(Data tied to figure images)
((

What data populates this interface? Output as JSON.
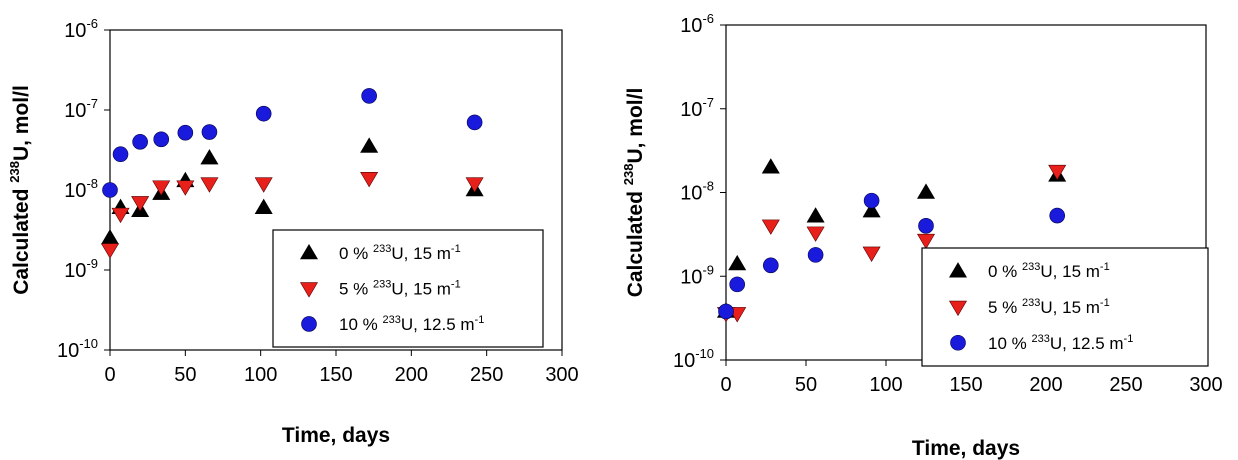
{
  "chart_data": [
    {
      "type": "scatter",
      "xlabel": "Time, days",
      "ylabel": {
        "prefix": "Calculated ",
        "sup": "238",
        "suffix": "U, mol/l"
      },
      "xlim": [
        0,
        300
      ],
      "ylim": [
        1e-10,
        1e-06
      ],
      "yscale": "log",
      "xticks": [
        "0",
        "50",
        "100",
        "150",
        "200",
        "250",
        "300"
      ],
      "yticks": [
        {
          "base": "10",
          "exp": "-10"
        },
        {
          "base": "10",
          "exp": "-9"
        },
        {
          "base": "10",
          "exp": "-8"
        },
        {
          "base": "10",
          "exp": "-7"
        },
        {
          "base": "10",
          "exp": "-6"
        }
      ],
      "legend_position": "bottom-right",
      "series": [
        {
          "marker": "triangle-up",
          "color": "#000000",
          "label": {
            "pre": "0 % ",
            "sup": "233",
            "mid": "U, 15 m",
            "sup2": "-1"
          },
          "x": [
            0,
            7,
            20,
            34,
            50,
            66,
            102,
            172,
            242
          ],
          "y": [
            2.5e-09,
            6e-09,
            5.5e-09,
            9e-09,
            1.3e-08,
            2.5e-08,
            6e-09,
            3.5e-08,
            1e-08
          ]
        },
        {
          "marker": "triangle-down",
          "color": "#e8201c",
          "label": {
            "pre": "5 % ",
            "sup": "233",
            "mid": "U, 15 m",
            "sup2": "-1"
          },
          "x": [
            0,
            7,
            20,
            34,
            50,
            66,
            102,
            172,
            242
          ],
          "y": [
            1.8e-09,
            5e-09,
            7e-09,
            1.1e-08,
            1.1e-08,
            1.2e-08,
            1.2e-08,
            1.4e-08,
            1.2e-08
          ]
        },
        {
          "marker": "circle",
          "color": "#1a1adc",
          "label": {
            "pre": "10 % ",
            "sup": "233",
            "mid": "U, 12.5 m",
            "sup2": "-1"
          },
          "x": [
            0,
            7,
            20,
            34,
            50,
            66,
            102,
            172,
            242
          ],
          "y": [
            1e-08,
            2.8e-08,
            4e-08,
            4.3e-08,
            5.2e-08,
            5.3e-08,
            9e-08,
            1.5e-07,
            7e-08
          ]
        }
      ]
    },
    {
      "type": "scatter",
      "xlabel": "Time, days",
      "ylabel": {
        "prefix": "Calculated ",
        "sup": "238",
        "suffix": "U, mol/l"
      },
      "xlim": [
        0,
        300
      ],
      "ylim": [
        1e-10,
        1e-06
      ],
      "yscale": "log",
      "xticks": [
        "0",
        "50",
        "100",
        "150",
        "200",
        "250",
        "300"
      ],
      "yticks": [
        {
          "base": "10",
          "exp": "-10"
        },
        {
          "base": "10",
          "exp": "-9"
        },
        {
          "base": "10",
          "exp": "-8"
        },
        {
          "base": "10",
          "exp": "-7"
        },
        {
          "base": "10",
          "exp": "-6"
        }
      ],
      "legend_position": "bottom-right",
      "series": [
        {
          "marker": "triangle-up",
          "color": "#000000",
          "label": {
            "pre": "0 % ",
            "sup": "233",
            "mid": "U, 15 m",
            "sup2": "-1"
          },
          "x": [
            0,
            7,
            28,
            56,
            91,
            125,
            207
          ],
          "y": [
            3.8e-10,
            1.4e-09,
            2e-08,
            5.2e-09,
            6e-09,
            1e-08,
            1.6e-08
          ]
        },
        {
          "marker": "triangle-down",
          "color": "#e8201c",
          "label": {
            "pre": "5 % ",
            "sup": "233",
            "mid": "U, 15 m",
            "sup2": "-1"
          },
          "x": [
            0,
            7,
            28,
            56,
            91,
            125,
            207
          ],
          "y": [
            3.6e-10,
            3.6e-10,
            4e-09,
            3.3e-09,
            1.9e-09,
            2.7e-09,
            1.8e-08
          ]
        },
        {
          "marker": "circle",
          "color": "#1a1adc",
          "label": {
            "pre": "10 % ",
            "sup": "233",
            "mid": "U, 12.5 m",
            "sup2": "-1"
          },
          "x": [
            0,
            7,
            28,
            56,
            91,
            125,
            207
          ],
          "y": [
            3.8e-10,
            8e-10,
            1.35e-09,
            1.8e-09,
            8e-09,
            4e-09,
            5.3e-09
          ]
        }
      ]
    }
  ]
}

))
((

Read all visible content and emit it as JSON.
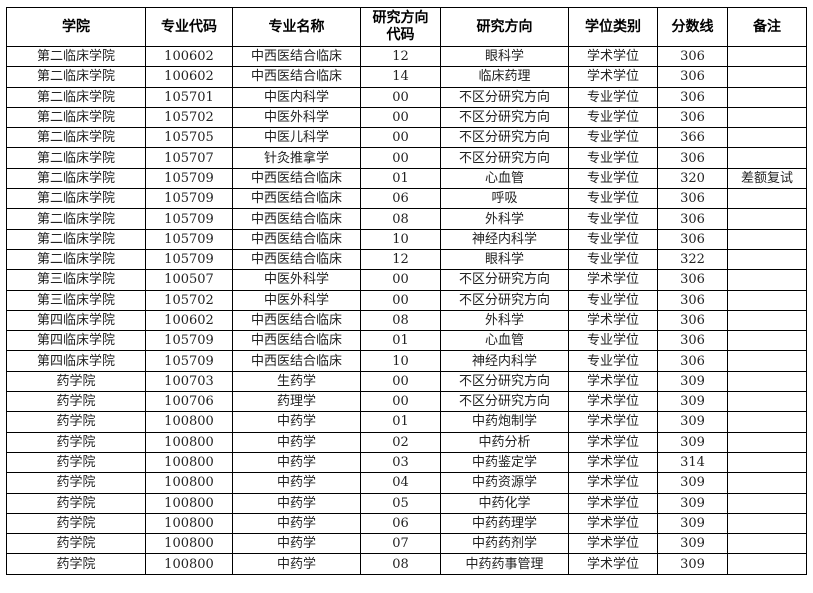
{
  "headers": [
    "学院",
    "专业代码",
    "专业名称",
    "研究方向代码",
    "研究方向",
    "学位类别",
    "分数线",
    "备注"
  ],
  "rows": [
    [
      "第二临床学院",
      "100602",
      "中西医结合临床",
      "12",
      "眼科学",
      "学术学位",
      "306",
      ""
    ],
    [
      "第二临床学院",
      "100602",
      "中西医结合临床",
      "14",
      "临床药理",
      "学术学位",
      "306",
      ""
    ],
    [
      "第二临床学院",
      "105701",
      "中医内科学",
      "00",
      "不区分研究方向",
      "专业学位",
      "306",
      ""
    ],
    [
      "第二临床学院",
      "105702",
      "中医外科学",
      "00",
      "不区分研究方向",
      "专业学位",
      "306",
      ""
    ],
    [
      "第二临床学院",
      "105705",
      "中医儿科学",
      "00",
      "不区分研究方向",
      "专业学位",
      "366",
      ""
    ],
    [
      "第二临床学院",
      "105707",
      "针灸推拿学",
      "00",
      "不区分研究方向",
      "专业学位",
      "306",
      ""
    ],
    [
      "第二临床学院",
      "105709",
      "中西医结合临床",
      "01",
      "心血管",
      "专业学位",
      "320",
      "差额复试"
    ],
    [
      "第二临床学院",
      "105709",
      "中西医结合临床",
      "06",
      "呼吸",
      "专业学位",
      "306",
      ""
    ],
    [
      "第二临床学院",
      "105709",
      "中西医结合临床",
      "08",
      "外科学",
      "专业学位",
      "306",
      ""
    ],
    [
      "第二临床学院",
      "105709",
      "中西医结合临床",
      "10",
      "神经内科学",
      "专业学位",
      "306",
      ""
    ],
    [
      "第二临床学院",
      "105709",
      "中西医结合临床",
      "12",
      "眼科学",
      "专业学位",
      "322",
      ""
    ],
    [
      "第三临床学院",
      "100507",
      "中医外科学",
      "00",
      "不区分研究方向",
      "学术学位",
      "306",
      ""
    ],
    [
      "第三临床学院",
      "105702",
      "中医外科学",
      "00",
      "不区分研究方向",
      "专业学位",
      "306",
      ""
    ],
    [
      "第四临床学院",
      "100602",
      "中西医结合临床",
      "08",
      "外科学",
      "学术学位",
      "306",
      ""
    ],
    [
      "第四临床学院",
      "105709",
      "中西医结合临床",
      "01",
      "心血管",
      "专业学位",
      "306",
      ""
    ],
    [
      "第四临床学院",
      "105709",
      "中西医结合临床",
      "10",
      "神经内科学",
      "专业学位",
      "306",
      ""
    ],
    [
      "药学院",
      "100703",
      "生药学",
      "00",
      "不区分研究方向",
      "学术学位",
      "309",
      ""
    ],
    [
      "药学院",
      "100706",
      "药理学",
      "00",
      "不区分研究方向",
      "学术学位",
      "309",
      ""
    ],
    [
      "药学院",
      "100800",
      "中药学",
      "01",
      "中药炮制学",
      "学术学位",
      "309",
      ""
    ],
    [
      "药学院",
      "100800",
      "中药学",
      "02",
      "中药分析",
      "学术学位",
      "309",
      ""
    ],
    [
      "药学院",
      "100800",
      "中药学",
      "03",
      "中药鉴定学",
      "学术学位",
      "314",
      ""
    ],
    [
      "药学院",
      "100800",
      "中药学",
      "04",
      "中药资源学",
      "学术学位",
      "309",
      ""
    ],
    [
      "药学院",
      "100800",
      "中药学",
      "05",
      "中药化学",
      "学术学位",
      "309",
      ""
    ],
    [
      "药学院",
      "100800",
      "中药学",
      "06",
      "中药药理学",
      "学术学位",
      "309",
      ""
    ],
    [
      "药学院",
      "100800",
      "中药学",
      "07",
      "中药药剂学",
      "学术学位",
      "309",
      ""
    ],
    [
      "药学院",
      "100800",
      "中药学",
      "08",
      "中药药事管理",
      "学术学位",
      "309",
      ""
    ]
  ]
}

))

» **Your objective**: Search the data above for lines holding "JSON" and copy each of them.

» **Answer in full**:
What data populates this interface? Output as JSON.
Read all visible content and emit it as JSON.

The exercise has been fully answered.